__Description of the task__: Skip every picture and transcribe the remaining material exactly.

__Data section__:
▽

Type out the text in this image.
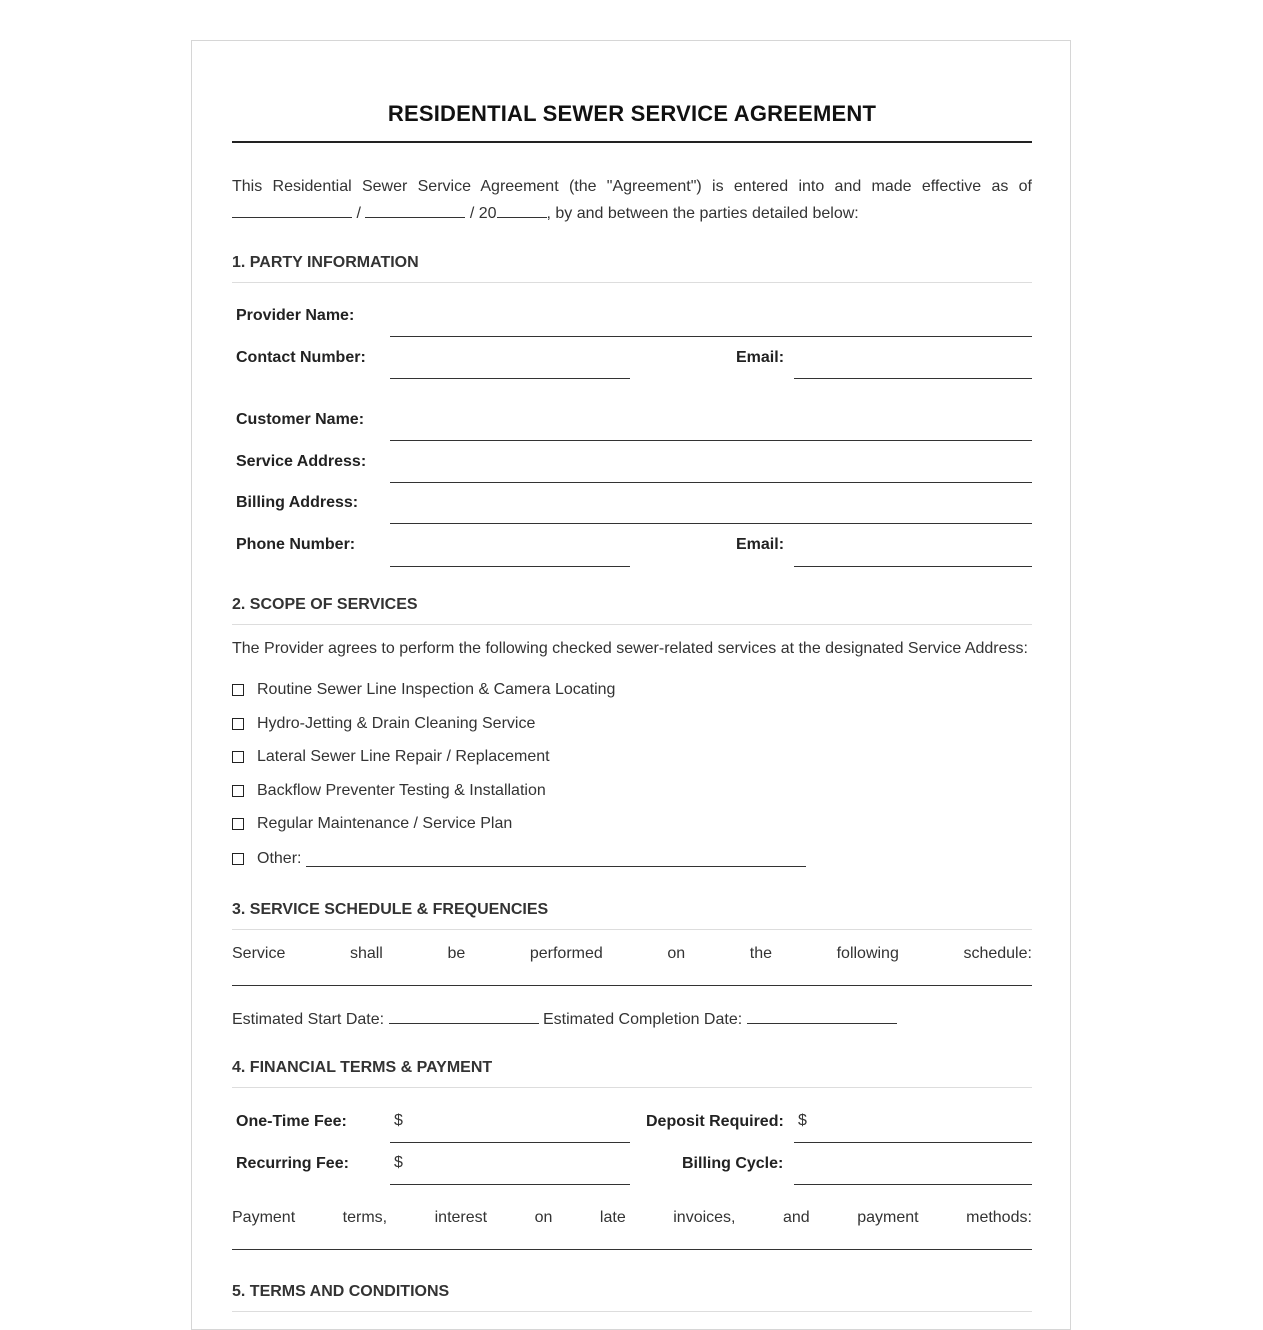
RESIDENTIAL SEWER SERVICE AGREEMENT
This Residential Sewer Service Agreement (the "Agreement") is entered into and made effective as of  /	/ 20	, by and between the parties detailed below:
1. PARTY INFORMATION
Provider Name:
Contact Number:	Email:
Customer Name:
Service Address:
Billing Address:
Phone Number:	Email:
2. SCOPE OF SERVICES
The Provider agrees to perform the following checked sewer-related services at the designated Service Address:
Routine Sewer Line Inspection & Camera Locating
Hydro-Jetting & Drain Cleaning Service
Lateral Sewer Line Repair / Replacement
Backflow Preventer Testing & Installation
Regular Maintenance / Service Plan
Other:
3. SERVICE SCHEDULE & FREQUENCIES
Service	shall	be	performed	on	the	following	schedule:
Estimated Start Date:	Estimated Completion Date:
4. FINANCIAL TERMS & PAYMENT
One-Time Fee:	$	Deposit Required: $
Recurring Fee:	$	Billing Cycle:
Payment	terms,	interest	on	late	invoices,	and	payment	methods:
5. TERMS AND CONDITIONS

△

__Task solution__:
Type out the text in this image.
RESIDENTIAL SEWER SERVICE AGREEMENT
This Residential Sewer Service Agreement (the "Agreement") is entered into and made effective as of  /	/ 20	, by and between the parties detailed below:
1. PARTY INFORMATION
Provider Name:
Contact Number:	Email:
Customer Name:
Service Address:
Billing Address:
Phone Number:	Email:
2. SCOPE OF SERVICES
The Provider agrees to perform the following checked sewer-related services at the designated Service Address:
Routine Sewer Line Inspection & Camera Locating
Hydro-Jetting & Drain Cleaning Service
Lateral Sewer Line Repair / Replacement
Backflow Preventer Testing & Installation
Regular Maintenance / Service Plan
Other:
3. SERVICE SCHEDULE & FREQUENCIES
Service	shall	be	performed	on	the	following	schedule:
Estimated Start Date:	Estimated Completion Date:
4. FINANCIAL TERMS & PAYMENT
One-Time Fee:	$	Deposit Required: $
Recurring Fee:	$	Billing Cycle:
Payment	terms,	interest	on	late	invoices,	and	payment	methods:
5. TERMS AND CONDITIONS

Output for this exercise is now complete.